━━━ PROVIDED MATERIAL
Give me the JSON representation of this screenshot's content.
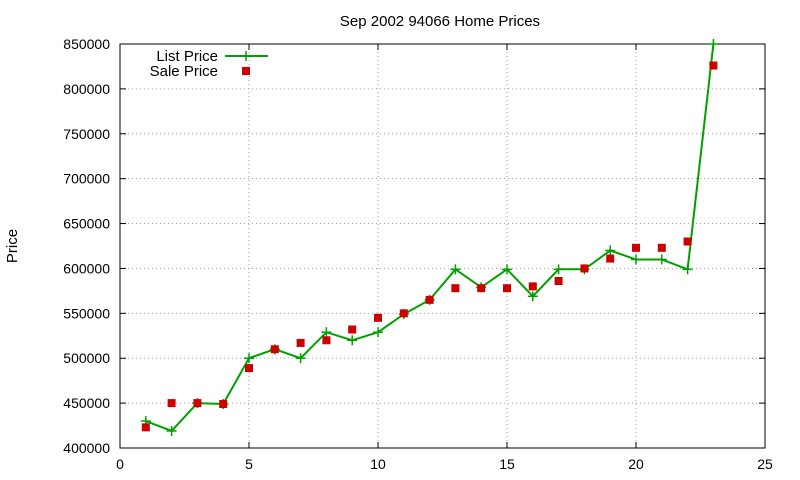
{
  "chart_data": {
    "type": "line",
    "title": "Sep 2002 94066 Home Prices",
    "xlabel": "",
    "ylabel": "Price",
    "xlim": [
      0,
      25
    ],
    "ylim": [
      400000,
      850000
    ],
    "x_ticks": [
      0,
      5,
      10,
      15,
      20,
      25
    ],
    "y_ticks": [
      400000,
      450000,
      500000,
      550000,
      600000,
      650000,
      700000,
      750000,
      800000,
      850000
    ],
    "grid": true,
    "legend_position": "top-left",
    "series": [
      {
        "name": "List Price",
        "kind": "line-with-plus-markers",
        "color": "#00a000",
        "x": [
          1,
          2,
          3,
          4,
          5,
          6,
          7,
          8,
          9,
          10,
          11,
          12,
          13,
          14,
          15,
          16,
          17,
          18,
          19,
          20,
          21,
          22,
          23
        ],
        "y": [
          430000,
          419000,
          450000,
          449000,
          500000,
          510000,
          500000,
          529000,
          520000,
          529000,
          549000,
          565000,
          599000,
          579000,
          599000,
          569000,
          599000,
          599000,
          620000,
          610000,
          610000,
          599000,
          850000
        ]
      },
      {
        "name": "Sale Price",
        "kind": "square-markers",
        "color": "#cc0000",
        "x": [
          1,
          2,
          3,
          4,
          5,
          6,
          7,
          8,
          9,
          10,
          11,
          12,
          13,
          14,
          15,
          16,
          17,
          18,
          19,
          20,
          21,
          22,
          23
        ],
        "y": [
          423000,
          450000,
          450000,
          449000,
          489000,
          510000,
          517000,
          520000,
          532000,
          545000,
          550000,
          565000,
          578000,
          578000,
          578000,
          580000,
          586000,
          600000,
          611000,
          623000,
          623000,
          630000,
          826000
        ]
      }
    ]
  }
}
━━━━━━
* _WHAT YOU WILL DO_
Set down the material exactly, every line of it, except for the pictures.

* _RESULT OF THE EXERCISE_
Give me the JSON representation of this screenshot's content.
{
  "chart_data": {
    "type": "line",
    "title": "Sep 2002 94066 Home Prices",
    "xlabel": "",
    "ylabel": "Price",
    "xlim": [
      0,
      25
    ],
    "ylim": [
      400000,
      850000
    ],
    "x_ticks": [
      0,
      5,
      10,
      15,
      20,
      25
    ],
    "y_ticks": [
      400000,
      450000,
      500000,
      550000,
      600000,
      650000,
      700000,
      750000,
      800000,
      850000
    ],
    "grid": true,
    "legend_position": "top-left",
    "series": [
      {
        "name": "List Price",
        "kind": "line-with-plus-markers",
        "color": "#00a000",
        "x": [
          1,
          2,
          3,
          4,
          5,
          6,
          7,
          8,
          9,
          10,
          11,
          12,
          13,
          14,
          15,
          16,
          17,
          18,
          19,
          20,
          21,
          22,
          23
        ],
        "y": [
          430000,
          419000,
          450000,
          449000,
          500000,
          510000,
          500000,
          529000,
          520000,
          529000,
          549000,
          565000,
          599000,
          579000,
          599000,
          569000,
          599000,
          599000,
          620000,
          610000,
          610000,
          599000,
          850000
        ]
      },
      {
        "name": "Sale Price",
        "kind": "square-markers",
        "color": "#cc0000",
        "x": [
          1,
          2,
          3,
          4,
          5,
          6,
          7,
          8,
          9,
          10,
          11,
          12,
          13,
          14,
          15,
          16,
          17,
          18,
          19,
          20,
          21,
          22,
          23
        ],
        "y": [
          423000,
          450000,
          450000,
          449000,
          489000,
          510000,
          517000,
          520000,
          532000,
          545000,
          550000,
          565000,
          578000,
          578000,
          578000,
          580000,
          586000,
          600000,
          611000,
          623000,
          623000,
          630000,
          826000
        ]
      }
    ]
  }
}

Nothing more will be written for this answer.